- [EXERCICE]: Recopiez à l'identique tout ce qui va du début des données jusqu'à la ligne contenant « 397, 75, 411] », cette ligne comprise.

__________

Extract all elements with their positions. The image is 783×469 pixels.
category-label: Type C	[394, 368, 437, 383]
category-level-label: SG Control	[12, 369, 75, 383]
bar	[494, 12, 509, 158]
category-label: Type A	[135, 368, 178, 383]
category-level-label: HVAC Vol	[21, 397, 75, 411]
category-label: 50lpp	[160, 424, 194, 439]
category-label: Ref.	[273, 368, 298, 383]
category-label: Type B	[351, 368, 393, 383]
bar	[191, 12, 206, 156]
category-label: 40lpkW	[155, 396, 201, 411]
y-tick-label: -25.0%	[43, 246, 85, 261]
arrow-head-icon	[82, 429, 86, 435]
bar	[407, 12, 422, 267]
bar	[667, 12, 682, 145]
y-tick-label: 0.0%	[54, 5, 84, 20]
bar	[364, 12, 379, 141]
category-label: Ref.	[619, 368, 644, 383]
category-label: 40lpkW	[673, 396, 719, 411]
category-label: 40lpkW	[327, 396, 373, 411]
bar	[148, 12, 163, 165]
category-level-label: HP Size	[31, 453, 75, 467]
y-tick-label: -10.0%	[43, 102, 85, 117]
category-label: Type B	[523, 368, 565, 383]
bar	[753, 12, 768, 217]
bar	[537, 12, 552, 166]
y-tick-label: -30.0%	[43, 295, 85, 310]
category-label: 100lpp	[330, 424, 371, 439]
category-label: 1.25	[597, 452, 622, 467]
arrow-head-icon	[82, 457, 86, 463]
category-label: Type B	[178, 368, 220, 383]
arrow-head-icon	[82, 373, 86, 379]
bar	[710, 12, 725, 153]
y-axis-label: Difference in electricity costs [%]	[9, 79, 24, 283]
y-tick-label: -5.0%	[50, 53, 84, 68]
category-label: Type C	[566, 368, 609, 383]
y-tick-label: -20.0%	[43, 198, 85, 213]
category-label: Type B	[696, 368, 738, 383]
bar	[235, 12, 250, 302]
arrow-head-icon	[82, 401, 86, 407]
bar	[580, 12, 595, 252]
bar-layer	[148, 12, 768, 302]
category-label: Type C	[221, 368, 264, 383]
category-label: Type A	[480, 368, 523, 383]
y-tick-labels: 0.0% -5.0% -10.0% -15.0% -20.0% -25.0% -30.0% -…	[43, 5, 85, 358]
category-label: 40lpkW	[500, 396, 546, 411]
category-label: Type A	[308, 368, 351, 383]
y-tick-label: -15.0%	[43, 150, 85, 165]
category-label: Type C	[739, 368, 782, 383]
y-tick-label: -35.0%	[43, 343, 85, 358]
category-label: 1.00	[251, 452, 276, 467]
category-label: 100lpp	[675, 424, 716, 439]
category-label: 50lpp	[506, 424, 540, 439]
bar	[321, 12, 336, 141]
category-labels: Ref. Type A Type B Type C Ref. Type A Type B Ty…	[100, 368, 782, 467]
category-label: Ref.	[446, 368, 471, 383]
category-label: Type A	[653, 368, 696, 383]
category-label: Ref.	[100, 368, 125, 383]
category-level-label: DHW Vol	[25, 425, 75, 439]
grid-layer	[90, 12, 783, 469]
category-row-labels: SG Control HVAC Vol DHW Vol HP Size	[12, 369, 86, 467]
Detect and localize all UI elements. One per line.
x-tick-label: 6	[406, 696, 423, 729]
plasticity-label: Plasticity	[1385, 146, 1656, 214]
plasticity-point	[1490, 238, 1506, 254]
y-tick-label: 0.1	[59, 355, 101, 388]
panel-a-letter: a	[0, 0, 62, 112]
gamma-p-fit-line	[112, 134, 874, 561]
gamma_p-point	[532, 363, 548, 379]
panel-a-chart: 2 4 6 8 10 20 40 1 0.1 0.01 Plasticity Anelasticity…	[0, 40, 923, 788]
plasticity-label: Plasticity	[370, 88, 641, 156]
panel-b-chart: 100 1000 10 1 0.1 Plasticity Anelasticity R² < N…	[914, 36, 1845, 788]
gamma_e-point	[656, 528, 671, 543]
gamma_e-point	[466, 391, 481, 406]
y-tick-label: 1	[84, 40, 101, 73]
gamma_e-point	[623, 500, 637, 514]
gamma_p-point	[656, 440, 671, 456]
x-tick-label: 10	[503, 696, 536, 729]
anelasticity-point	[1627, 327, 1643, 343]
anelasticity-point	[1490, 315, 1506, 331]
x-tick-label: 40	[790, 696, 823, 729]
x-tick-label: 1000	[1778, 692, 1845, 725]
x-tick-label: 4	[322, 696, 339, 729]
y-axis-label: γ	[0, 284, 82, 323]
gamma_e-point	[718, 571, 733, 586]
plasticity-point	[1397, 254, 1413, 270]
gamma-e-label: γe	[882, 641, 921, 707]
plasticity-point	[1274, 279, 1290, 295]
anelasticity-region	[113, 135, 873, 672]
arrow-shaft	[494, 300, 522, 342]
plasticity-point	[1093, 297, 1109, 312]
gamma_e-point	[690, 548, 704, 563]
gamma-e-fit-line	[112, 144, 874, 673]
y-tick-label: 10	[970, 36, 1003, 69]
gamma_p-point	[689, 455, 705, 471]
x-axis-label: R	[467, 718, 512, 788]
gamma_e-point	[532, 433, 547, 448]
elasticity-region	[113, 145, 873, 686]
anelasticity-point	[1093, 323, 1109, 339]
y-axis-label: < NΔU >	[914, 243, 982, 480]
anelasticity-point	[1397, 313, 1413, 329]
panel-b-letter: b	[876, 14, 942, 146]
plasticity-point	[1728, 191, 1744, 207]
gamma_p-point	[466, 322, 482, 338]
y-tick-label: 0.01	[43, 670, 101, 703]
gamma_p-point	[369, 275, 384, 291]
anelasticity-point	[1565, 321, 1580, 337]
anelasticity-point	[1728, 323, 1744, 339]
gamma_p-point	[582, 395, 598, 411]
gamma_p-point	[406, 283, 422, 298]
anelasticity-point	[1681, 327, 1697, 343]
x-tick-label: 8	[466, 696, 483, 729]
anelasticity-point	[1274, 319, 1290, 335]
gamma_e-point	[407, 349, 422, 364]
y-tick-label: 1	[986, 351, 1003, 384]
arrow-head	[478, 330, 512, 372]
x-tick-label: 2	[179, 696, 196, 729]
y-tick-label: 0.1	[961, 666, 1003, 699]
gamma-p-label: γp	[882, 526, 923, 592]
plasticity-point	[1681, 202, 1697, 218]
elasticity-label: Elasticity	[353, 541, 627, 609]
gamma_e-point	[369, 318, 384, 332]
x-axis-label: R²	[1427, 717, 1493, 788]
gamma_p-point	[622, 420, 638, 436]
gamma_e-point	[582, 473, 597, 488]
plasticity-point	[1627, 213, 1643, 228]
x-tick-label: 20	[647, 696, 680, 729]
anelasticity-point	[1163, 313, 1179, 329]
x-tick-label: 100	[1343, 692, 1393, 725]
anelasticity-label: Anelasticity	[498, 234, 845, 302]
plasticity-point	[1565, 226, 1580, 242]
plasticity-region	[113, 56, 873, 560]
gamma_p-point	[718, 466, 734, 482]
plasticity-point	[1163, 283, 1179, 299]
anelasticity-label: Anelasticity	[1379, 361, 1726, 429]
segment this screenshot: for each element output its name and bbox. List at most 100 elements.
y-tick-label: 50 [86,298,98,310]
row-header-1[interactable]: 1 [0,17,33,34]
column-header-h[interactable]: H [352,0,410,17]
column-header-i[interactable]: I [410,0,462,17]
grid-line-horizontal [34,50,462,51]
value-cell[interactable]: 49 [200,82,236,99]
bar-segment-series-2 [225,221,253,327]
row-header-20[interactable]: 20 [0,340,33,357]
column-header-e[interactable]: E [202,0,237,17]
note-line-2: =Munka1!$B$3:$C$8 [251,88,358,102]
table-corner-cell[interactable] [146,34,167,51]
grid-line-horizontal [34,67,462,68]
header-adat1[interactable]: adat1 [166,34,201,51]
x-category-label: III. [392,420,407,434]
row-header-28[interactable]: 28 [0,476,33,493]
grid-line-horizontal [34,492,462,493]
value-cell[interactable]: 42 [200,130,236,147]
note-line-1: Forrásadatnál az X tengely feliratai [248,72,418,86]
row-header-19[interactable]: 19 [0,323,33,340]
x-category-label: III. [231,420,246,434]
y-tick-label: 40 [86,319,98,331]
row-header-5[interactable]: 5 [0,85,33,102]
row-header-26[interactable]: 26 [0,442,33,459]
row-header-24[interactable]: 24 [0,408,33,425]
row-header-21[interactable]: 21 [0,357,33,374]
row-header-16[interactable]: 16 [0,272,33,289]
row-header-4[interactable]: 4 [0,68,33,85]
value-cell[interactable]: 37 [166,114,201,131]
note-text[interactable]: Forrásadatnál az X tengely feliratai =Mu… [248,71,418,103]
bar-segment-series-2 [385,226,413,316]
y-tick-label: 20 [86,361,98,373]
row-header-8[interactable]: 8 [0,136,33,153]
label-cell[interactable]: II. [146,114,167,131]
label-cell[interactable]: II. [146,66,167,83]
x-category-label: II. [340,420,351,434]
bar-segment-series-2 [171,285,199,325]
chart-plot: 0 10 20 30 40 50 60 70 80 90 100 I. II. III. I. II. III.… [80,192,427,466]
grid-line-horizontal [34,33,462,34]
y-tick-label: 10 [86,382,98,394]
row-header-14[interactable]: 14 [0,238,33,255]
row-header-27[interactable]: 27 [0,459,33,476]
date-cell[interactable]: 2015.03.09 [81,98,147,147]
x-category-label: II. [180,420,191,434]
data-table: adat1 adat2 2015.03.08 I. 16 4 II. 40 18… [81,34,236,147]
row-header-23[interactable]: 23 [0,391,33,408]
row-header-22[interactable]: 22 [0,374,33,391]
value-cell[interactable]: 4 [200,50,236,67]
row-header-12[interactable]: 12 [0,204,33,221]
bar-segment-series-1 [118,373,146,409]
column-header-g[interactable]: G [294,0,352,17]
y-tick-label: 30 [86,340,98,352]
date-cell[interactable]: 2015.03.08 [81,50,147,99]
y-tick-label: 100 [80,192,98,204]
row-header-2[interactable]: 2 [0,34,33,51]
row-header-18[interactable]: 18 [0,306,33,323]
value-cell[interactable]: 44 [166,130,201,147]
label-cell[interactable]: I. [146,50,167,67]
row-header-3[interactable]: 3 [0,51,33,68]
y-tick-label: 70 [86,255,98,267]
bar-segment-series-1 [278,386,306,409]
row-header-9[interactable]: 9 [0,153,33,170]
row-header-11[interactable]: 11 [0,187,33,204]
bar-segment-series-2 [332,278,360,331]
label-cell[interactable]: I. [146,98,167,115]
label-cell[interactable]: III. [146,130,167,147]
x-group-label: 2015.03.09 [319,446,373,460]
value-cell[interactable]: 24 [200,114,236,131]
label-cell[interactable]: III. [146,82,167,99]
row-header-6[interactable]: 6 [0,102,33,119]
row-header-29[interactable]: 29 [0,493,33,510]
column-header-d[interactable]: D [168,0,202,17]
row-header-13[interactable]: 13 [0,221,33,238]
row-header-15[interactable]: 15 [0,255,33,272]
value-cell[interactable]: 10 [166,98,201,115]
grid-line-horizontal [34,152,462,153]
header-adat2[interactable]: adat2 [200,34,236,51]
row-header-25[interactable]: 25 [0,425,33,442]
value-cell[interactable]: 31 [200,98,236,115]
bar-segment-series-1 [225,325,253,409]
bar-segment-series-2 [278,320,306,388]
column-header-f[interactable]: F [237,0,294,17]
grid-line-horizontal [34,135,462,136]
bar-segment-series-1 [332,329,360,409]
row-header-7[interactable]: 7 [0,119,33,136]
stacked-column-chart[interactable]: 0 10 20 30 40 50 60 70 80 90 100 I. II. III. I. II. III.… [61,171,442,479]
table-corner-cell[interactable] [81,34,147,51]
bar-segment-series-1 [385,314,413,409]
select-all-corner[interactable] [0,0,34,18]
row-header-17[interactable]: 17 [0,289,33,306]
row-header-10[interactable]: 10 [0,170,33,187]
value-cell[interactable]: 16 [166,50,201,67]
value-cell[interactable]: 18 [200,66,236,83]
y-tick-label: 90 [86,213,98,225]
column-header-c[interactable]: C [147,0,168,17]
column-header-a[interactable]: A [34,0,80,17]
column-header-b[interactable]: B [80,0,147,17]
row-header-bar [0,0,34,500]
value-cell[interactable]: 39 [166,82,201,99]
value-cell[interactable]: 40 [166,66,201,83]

__________

- [RÉSULTAT ATTENDU]:
Extract all elements with their positions. The image is 783×469 pixels.
category-label: Type C	[394, 368, 437, 383]
category-level-label: SG Control	[12, 369, 75, 383]
bar	[494, 12, 509, 158]
category-label: Type A	[135, 368, 178, 383]
category-level-label: HVAC Vol	[21, 397, 75, 411]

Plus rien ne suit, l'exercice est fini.